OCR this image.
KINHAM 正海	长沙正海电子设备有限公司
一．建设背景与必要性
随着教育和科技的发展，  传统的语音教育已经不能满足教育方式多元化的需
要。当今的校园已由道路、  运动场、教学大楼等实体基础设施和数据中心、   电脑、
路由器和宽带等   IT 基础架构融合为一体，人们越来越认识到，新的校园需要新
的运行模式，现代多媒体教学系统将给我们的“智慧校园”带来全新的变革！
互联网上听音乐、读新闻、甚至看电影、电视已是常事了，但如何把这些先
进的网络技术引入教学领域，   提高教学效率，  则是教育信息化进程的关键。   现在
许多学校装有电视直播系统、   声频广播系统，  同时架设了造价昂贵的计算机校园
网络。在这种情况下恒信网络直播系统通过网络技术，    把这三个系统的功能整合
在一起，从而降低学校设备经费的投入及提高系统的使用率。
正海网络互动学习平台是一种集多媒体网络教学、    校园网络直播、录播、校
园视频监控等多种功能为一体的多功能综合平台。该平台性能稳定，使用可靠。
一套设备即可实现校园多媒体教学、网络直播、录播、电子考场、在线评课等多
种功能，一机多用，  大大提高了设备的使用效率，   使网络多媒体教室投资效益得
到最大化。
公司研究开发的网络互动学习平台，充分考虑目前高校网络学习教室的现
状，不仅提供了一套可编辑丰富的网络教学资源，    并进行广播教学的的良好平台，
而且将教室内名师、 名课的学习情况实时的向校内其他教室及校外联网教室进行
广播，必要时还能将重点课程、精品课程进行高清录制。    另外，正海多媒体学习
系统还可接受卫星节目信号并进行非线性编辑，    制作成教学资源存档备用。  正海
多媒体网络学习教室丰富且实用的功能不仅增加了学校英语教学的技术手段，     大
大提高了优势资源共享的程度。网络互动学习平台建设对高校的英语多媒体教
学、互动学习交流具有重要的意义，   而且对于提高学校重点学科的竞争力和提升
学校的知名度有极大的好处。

* * *

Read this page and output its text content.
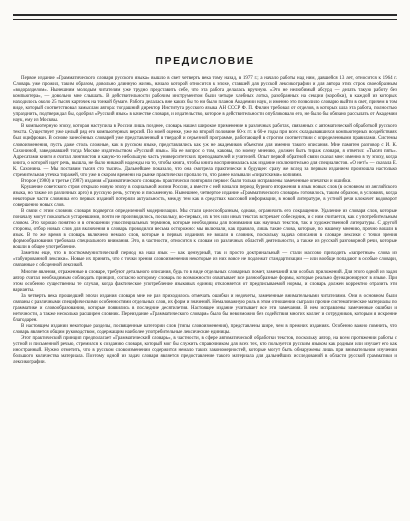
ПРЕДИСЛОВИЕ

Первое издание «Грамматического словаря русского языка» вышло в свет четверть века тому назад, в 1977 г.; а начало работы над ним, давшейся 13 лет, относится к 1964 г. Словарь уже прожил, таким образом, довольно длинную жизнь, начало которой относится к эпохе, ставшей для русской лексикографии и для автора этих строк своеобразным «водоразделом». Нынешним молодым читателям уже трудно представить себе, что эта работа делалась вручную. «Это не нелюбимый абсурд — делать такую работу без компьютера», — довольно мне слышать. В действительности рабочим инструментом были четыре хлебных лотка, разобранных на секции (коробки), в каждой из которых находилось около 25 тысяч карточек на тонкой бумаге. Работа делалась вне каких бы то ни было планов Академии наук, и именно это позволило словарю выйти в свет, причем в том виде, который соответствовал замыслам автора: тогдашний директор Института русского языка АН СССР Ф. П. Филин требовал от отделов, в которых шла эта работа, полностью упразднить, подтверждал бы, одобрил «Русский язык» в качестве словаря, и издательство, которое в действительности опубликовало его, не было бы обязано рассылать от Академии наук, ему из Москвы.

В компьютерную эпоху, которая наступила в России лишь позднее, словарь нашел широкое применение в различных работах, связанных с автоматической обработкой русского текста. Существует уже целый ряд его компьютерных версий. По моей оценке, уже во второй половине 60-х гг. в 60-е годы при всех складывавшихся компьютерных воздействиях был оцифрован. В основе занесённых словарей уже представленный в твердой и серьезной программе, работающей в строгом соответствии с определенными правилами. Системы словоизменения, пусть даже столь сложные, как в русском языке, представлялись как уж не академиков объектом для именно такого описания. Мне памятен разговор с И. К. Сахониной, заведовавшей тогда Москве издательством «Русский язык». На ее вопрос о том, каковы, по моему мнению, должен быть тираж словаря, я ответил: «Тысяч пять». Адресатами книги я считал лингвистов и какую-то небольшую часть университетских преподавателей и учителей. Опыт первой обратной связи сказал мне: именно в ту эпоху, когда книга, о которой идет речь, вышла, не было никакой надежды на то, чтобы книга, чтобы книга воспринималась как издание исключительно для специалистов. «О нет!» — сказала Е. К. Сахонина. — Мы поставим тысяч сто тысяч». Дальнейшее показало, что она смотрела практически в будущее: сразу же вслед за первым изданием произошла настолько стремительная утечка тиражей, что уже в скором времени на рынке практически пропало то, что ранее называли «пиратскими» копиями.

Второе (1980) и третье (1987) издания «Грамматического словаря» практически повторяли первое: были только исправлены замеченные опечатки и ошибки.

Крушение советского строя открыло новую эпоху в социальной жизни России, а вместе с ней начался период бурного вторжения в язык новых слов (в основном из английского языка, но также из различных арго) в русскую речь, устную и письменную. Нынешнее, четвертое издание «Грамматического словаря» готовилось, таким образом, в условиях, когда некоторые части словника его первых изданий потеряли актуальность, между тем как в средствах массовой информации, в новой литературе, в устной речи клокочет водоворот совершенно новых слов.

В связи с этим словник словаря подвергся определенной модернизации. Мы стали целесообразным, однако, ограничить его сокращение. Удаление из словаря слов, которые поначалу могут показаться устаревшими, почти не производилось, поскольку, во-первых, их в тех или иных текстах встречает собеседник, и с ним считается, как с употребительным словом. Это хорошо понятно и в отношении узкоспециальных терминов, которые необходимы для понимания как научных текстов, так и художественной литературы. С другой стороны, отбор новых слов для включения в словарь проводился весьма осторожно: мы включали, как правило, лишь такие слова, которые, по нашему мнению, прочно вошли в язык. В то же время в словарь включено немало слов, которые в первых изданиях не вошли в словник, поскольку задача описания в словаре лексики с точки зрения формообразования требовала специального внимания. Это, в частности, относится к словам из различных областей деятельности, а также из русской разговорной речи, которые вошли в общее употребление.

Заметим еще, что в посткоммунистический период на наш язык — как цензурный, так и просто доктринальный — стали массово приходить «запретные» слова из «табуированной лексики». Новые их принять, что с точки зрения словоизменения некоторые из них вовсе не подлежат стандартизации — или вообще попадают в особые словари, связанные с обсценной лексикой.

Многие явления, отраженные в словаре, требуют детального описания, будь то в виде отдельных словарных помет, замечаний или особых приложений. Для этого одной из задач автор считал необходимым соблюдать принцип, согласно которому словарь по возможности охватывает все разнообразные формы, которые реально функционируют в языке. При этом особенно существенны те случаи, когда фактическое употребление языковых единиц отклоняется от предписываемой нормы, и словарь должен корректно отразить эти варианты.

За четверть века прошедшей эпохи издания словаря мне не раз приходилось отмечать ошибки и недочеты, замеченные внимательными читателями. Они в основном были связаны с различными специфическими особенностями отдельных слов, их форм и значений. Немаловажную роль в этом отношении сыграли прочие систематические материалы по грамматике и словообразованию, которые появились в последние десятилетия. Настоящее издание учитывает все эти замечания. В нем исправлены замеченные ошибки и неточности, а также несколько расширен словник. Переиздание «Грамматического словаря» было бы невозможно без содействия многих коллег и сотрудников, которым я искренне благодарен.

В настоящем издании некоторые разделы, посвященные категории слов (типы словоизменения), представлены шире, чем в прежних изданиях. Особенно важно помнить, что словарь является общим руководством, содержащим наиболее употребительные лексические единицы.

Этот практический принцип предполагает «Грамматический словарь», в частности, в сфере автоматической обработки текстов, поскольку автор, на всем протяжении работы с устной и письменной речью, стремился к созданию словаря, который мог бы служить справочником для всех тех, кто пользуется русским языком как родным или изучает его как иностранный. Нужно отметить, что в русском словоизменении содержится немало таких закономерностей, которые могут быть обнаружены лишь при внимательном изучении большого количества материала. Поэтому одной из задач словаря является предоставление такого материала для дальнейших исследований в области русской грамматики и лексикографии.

* **DIRECTIVE**: Go through the records above and copy every line with the word "this".

* **SOLUTION BELOW**:
OCR this image.
Read this page and output its text content.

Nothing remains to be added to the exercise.